• Requirements: Output all lines exactly.
## START Stored rows
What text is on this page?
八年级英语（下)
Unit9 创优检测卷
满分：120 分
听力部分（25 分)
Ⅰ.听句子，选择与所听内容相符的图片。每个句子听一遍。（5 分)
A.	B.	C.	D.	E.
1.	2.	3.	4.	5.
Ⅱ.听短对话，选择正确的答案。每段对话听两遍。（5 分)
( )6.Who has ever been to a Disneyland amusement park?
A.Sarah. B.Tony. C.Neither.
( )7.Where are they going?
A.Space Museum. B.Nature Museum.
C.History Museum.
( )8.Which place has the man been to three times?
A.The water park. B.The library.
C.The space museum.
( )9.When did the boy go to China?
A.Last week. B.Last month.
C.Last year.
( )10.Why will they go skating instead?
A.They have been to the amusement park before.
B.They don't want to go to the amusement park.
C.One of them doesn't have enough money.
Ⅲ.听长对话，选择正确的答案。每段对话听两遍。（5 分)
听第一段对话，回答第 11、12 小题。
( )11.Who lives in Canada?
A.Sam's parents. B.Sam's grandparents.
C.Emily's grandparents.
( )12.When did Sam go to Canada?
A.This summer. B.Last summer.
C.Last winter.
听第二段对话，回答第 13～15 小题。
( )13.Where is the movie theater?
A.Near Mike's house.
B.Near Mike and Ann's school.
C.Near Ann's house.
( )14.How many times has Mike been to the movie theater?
## END Stored rows
• Reply to the task:
What text is on this page?
八年级英语（下)
Unit9 创优检测卷
满分：120 分
听力部分（25 分)
Ⅰ.听句子，选择与所听内容相符的图片。每个句子听一遍。（5 分)
A.	B.	C.	D.	E.
1.	2.	3.	4.	5.
Ⅱ.听短对话，选择正确的答案。每段对话听两遍。（5 分)
( )6.Who has ever been to a Disneyland amusement park?
A.Sarah. B.Tony. C.Neither.
( )7.Where are they going?
A.Space Museum. B.Nature Museum.
C.History Museum.
( )8.Which place has the man been to three times?
A.The water park. B.The library.
C.The space museum.
( )9.When did the boy go to China?
A.Last week. B.Last month.
C.Last year.
( )10.Why will they go skating instead?
A.They have been to the amusement park before.
B.They don't want to go to the amusement park.
C.One of them doesn't have enough money.
Ⅲ.听长对话，选择正确的答案。每段对话听两遍。（5 分)
听第一段对话，回答第 11、12 小题。
( )11.Who lives in Canada?
A.Sam's parents. B.Sam's grandparents.
C.Emily's grandparents.
( )12.When did Sam go to Canada?
A.This summer. B.Last summer.
C.Last winter.
听第二段对话，回答第 13～15 小题。
( )13.Where is the movie theater?
A.Near Mike's house.
B.Near Mike and Ann's school.
C.Near Ann's house.
( )14.How many times has Mike been to the movie theater?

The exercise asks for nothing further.